[Set task] Look through the entries and report how many lines include the word "para". Give the number alone.

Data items
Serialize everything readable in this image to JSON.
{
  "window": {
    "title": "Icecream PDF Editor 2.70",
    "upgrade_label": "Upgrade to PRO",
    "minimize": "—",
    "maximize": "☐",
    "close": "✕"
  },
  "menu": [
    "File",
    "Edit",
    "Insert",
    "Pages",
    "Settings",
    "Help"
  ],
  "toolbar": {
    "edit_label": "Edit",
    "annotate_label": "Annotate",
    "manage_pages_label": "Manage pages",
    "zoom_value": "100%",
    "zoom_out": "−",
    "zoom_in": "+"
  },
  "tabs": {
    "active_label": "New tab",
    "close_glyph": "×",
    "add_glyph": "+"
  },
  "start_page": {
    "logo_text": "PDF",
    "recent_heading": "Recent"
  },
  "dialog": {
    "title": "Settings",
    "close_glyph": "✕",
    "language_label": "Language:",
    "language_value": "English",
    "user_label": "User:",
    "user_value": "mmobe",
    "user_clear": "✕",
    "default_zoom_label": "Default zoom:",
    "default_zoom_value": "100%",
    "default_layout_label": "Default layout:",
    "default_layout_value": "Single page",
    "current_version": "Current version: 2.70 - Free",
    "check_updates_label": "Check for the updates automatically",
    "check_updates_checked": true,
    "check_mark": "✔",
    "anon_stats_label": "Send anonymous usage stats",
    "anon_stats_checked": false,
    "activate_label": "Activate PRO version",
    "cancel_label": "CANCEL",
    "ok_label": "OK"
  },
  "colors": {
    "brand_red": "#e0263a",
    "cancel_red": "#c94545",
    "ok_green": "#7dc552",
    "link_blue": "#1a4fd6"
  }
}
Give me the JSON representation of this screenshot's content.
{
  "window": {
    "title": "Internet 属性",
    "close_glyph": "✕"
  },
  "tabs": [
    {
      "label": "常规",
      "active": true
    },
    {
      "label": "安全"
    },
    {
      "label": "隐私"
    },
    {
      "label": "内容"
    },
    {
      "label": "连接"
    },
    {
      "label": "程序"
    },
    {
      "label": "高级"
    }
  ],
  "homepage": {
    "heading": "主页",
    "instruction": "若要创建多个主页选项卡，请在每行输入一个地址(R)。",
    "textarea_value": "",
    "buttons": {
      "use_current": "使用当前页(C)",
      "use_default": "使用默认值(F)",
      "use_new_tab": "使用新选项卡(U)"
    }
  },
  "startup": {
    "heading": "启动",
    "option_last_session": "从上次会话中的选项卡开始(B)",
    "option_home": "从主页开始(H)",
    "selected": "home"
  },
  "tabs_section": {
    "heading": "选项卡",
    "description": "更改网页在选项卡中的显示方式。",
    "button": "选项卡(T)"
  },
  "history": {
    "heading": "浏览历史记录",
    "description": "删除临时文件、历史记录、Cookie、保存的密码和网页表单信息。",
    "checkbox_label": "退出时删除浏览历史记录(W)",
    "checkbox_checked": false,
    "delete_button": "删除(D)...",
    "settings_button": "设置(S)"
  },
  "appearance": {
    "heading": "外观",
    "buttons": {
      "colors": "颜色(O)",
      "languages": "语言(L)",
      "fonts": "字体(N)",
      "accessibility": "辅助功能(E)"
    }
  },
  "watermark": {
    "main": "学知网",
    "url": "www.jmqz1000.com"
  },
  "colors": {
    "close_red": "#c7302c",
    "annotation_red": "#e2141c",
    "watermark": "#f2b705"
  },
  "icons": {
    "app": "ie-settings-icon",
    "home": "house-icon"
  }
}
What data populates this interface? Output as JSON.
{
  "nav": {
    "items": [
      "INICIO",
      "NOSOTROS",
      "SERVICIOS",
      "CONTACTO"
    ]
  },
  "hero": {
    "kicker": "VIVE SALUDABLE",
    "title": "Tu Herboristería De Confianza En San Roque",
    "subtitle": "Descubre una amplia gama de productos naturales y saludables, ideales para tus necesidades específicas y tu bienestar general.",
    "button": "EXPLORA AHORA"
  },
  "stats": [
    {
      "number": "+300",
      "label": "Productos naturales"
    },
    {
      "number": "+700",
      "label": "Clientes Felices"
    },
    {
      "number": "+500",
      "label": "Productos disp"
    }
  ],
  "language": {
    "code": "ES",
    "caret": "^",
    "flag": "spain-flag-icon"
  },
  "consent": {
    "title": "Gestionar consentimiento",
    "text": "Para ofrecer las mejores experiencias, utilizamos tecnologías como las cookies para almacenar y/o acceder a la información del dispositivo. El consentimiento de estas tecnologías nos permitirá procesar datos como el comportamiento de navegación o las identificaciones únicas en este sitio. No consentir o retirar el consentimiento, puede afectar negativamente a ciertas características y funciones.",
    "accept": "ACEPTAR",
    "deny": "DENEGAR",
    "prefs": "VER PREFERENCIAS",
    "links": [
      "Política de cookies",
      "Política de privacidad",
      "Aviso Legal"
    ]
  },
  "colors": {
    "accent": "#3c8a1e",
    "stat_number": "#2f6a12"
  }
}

[Reply] 2